==== Information given ====

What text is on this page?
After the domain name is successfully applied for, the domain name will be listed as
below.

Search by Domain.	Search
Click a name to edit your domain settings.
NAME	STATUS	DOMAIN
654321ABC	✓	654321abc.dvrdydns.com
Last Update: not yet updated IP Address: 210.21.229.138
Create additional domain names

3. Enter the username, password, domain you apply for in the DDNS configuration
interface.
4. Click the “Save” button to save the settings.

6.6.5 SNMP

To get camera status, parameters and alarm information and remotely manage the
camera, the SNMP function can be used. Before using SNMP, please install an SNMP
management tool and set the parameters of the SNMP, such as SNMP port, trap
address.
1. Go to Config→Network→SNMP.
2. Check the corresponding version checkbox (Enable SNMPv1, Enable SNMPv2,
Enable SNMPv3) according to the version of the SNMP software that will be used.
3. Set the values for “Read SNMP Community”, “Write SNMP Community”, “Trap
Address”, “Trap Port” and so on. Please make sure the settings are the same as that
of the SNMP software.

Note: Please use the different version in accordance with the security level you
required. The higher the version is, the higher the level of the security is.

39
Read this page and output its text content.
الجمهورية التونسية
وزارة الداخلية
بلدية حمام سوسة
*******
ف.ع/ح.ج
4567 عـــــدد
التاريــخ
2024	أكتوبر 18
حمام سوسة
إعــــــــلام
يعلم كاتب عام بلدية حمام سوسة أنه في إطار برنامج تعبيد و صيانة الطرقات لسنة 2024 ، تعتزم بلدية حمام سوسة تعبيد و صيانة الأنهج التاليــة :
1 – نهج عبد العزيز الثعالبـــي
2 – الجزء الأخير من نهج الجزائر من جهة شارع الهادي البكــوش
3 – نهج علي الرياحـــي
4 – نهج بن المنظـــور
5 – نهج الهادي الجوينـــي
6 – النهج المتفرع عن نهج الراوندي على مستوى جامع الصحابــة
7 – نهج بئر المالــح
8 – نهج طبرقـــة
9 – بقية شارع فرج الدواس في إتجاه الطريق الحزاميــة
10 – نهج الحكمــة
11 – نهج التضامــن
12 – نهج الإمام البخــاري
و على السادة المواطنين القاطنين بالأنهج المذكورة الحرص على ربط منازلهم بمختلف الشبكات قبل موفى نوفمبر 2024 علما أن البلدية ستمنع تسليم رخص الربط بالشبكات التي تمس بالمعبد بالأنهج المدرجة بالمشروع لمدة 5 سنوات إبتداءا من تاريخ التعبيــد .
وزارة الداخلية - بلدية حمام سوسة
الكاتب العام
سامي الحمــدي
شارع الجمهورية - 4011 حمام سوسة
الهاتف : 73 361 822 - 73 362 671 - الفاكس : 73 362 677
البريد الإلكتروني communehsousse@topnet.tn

====

Exercise objective: Determine the number of lines in the entries above where the string "سوسة" appears. Answer with the number alone.

Task result: 5